--- SUPPLIED MATERIAL ---
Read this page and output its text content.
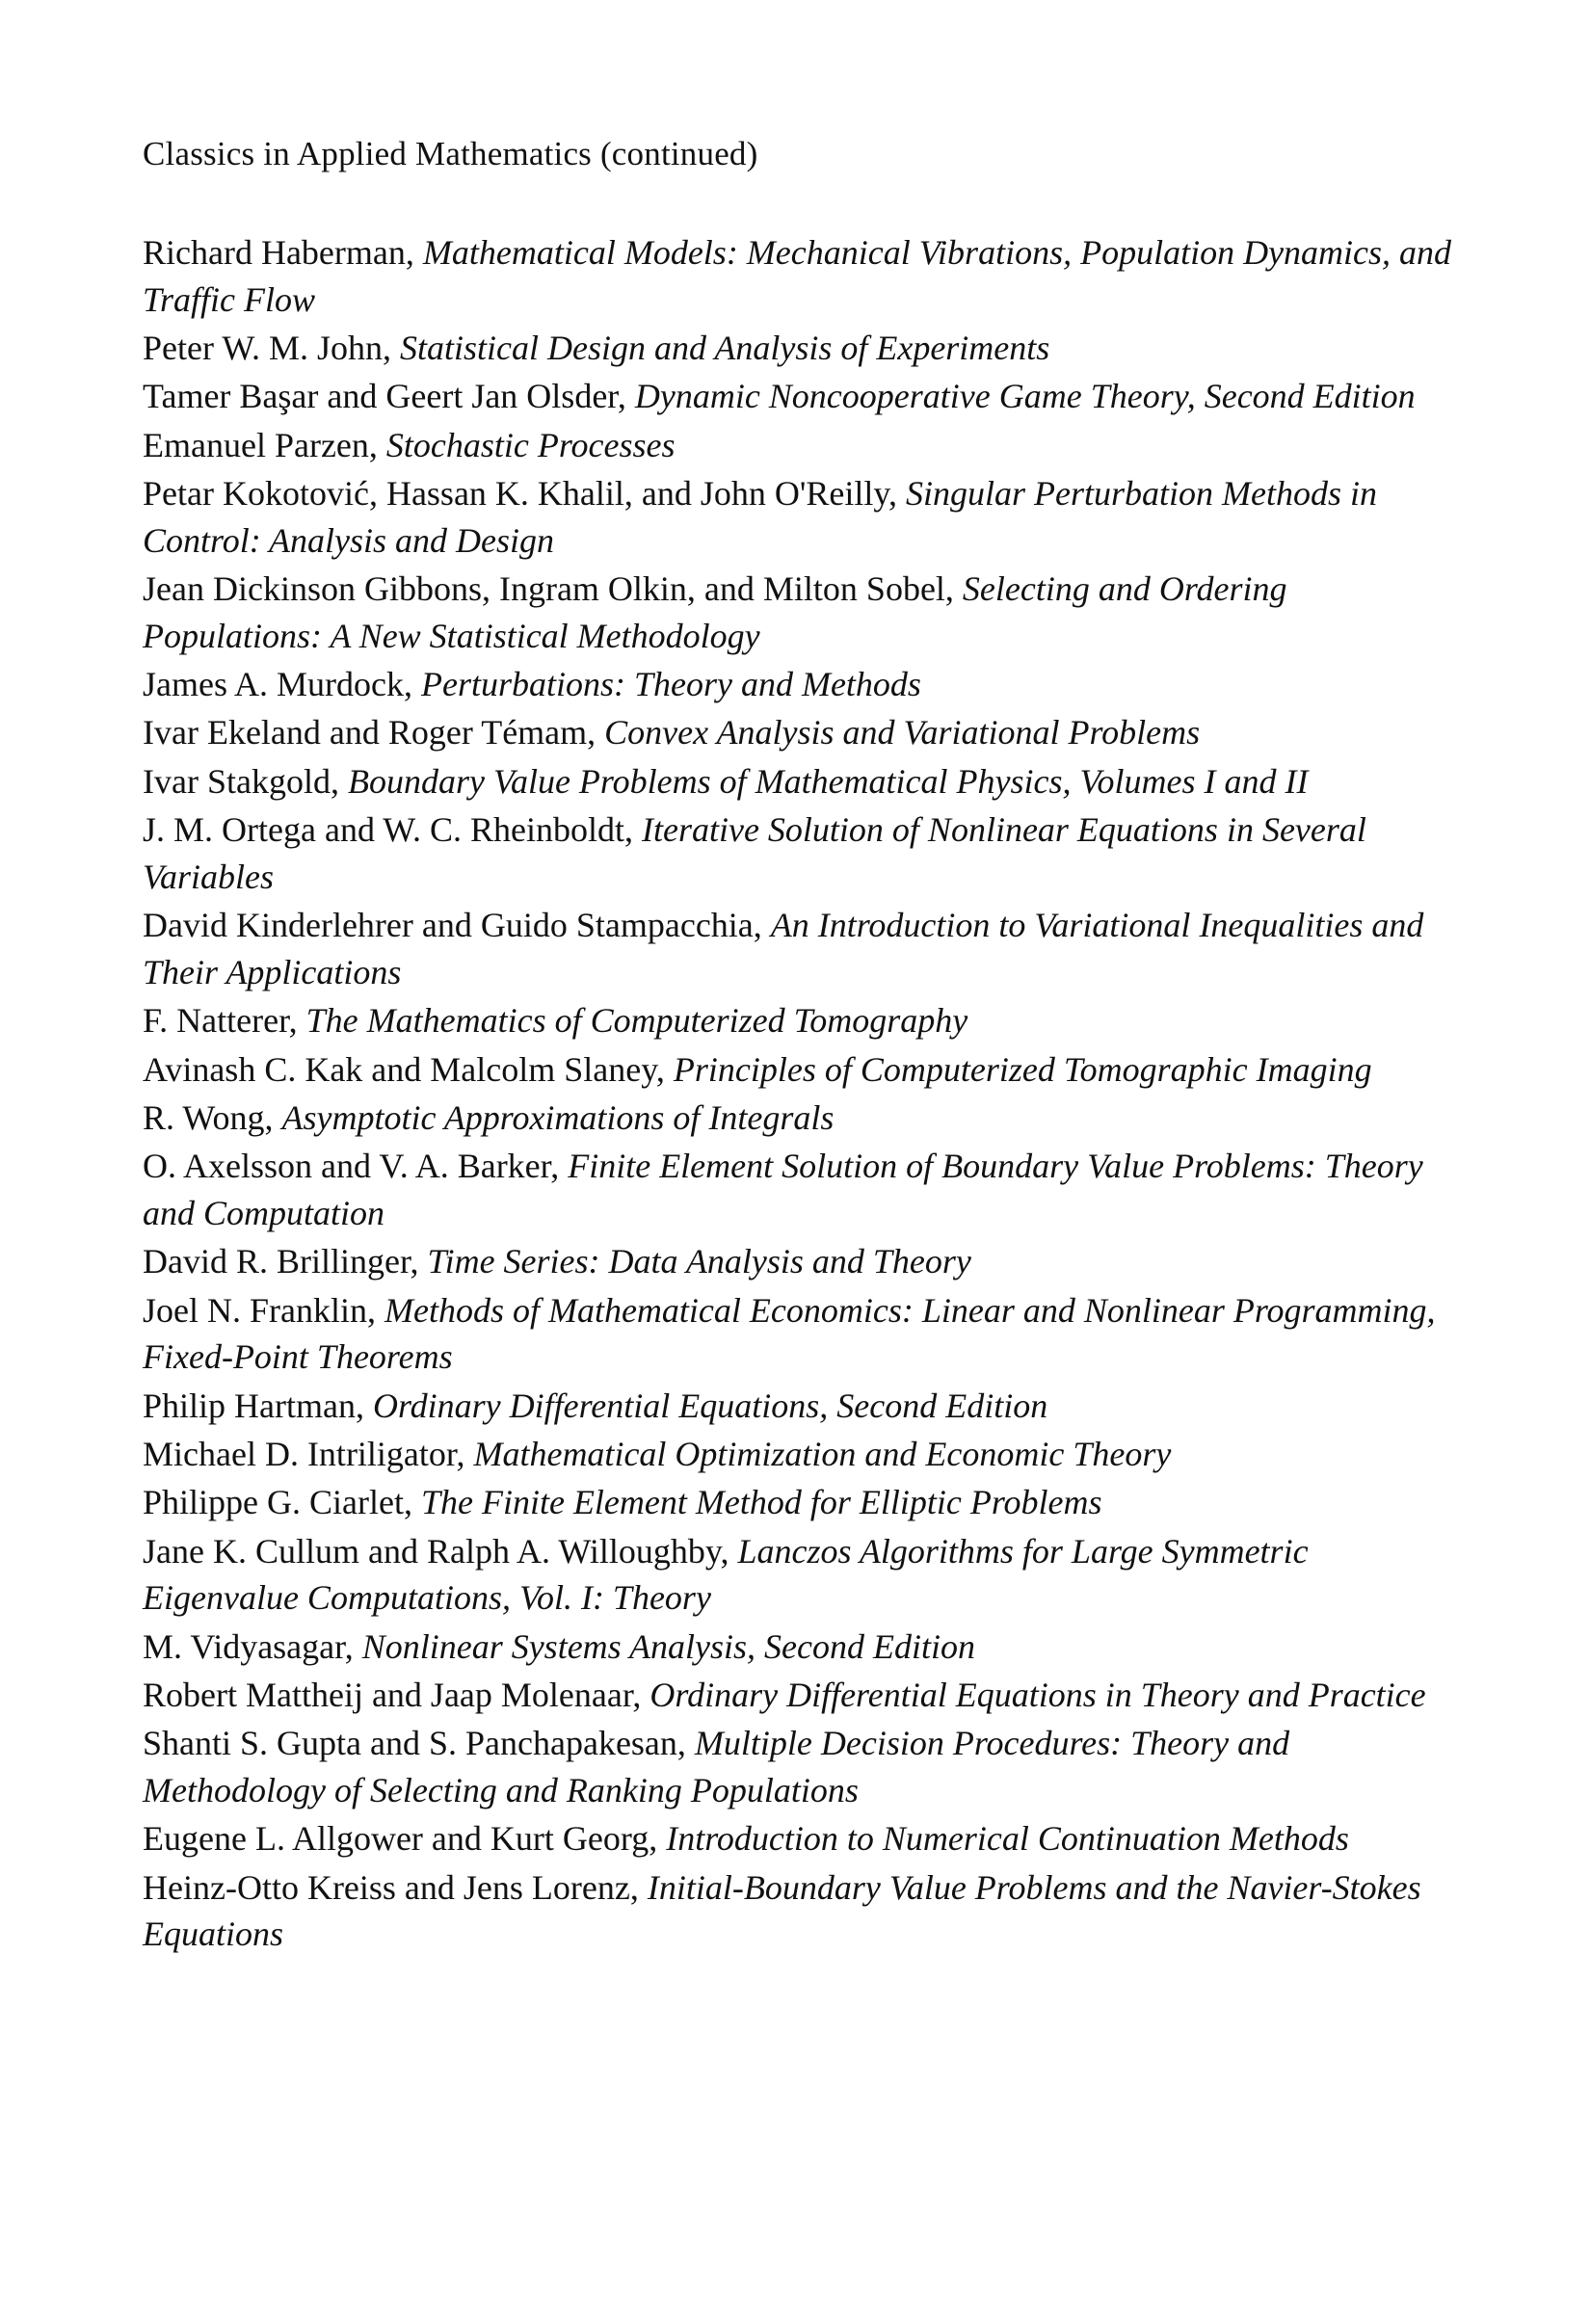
Classics in Applied Mathematics (continued)
Richard Haberman, Mathematical Models: Mechanical Vibrations, Population Dynamics, and Traffic Flow
Peter W. M. John, Statistical Design and Analysis of Experiments
Tamer Başar and Geert Jan Olsder, Dynamic Noncooperative Game Theory, Second Edition
Emanuel Parzen, Stochastic Processes
Petar Kokotović, Hassan K. Khalil, and John O'Reilly, Singular Perturbation Methods in Control: Analysis and Design
Jean Dickinson Gibbons, Ingram Olkin, and Milton Sobel, Selecting and Ordering Populations: A New Statistical Methodology
James A. Murdock, Perturbations: Theory and Methods
Ivar Ekeland and Roger Témam, Convex Analysis and Variational Problems
Ivar Stakgold, Boundary Value Problems of Mathematical Physics, Volumes I and II
J. M. Ortega and W. C. Rheinboldt, Iterative Solution of Nonlinear Equations in Several Variables
David Kinderlehrer and Guido Stampacchia, An Introduction to Variational Inequalities and Their Applications
F. Natterer, The Mathematics of Computerized Tomography
Avinash C. Kak and Malcolm Slaney, Principles of Computerized Tomographic Imaging
R. Wong, Asymptotic Approximations of Integrals
O. Axelsson and V. A. Barker, Finite Element Solution of Boundary Value Problems: Theory and Computation
David R. Brillinger, Time Series: Data Analysis and Theory
Joel N. Franklin, Methods of Mathematical Economics: Linear and Nonlinear Programming, Fixed-Point Theorems
Philip Hartman, Ordinary Differential Equations, Second Edition
Michael D. Intriligator, Mathematical Optimization and Economic Theory
Philippe G. Ciarlet, The Finite Element Method for Elliptic Problems
Jane K. Cullum and Ralph A. Willoughby, Lanczos Algorithms for Large Symmetric Eigenvalue Computations, Vol. I: Theory
M. Vidyasagar, Nonlinear Systems Analysis, Second Edition
Robert Mattheij and Jaap Molenaar, Ordinary Differential Equations in Theory and Practice
Shanti S. Gupta and S. Panchapakesan, Multiple Decision Procedures: Theory and Methodology of Selecting and Ranking Populations
Eugene L. Allgower and Kurt Georg, Introduction to Numerical Continuation Methods
Heinz-Otto Kreiss and Jens Lorenz, Initial-Boundary Value Problems and the Navier-Stokes Equations
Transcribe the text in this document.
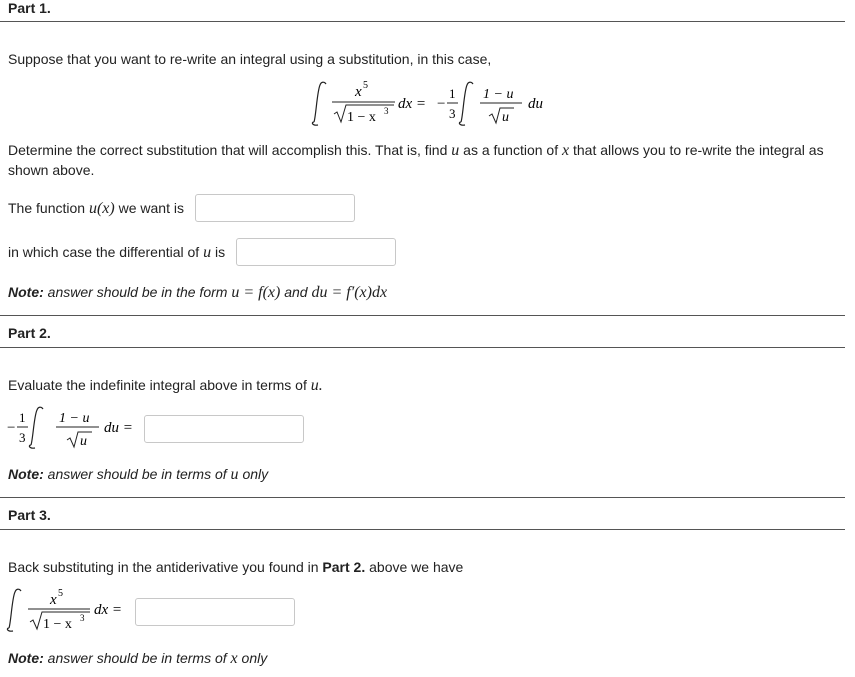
Part 1.
Suppose that you want to re-write an integral using a substitution, in this case,
x 5
1 − x 3 dx = −
1
3
1 − u
u
du
Determine the correct substitution that will accomplish this. That is, find u as a function of x that allows you to re-write the integral as
shown above.
The function u(x) we want is
in which case the differential of u is
Note: answer should be in the form u = f(x) and du = f′(x)dx
Part 2.
Evaluate the indefinite integral above in terms of u.
−
1
3
1 − u
u
du =
Note: answer should be in terms of u only
Part 3.
Back substituting in the antiderivative you found in Part 2. above we have
x 5
1 − x 3 dx =
Note: answer should be in terms of x only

--- PROBLEM DETAILS ---
Verbatim reproduction of every record is required; images are left out.

--- CORRECT RESPONSE ---
Read this page and output its text content.
Classics in Applied Mathematics (continued)
Richard Haberman, Mathematical Models: Mechanical Vibrations, Population Dynamics, and Traffic Flow
Peter W. M. John, Statistical Design and Analysis of Experiments
Tamer Başar and Geert Jan Olsder, Dynamic Noncooperative Game Theory, Second Edition
Emanuel Parzen, Stochastic Processes
Petar Kokotović, Hassan K. Khalil, and John O'Reilly, Singular Perturbation Methods in Control: Analysis and Design
Jean Dickinson Gibbons, Ingram Olkin, and Milton Sobel, Selecting and Ordering Populations: A New Statistical Methodology
James A. Murdock, Perturbations: Theory and Methods
Ivar Ekeland and Roger Témam, Convex Analysis and Variational Problems
Ivar Stakgold, Boundary Value Problems of Mathematical Physics, Volumes I and II
J. M. Ortega and W. C. Rheinboldt, Iterative Solution of Nonlinear Equations in Several Variables
David Kinderlehrer and Guido Stampacchia, An Introduction to Variational Inequalities and Their Applications
F. Natterer, The Mathematics of Computerized Tomography
Avinash C. Kak and Malcolm Slaney, Principles of Computerized Tomographic Imaging
R. Wong, Asymptotic Approximations of Integrals
O. Axelsson and V. A. Barker, Finite Element Solution of Boundary Value Problems: Theory and Computation
David R. Brillinger, Time Series: Data Analysis and Theory
Joel N. Franklin, Methods of Mathematical Economics: Linear and Nonlinear Programming, Fixed-Point Theorems
Philip Hartman, Ordinary Differential Equations, Second Edition
Michael D. Intriligator, Mathematical Optimization and Economic Theory
Philippe G. Ciarlet, The Finite Element Method for Elliptic Problems
Jane K. Cullum and Ralph A. Willoughby, Lanczos Algorithms for Large Symmetric Eigenvalue Computations, Vol. I: Theory
M. Vidyasagar, Nonlinear Systems Analysis, Second Edition
Robert Mattheij and Jaap Molenaar, Ordinary Differential Equations in Theory and Practice
Shanti S. Gupta and S. Panchapakesan, Multiple Decision Procedures: Theory and Methodology of Selecting and Ranking Populations
Eugene L. Allgower and Kurt Georg, Introduction to Numerical Continuation Methods
Heinz-Otto Kreiss and Jens Lorenz, Initial-Boundary Value Problems and the Navier-Stokes Equations
Transcribe the text in this document.
Part 1.
Suppose that you want to re-write an integral using a substitution, in this case,
x 5
1 − x 3 dx = −
1
3
1 − u
u
du
Determine the correct substitution that will accomplish this. That is, find u as a function of x that allows you to re-write the integral as
shown above.
The function u(x) we want is
in which case the differential of u is
Note: answer should be in the form u = f(x) and du = f′(x)dx
Part 2.
Evaluate the indefinite integral above in terms of u.
−
1
3
1 − u
u
du =
Note: answer should be in terms of u only
Part 3.
Back substituting in the antiderivative you found in Part 2. above we have
x 5
1 − x 3 dx =
Note: answer should be in terms of x only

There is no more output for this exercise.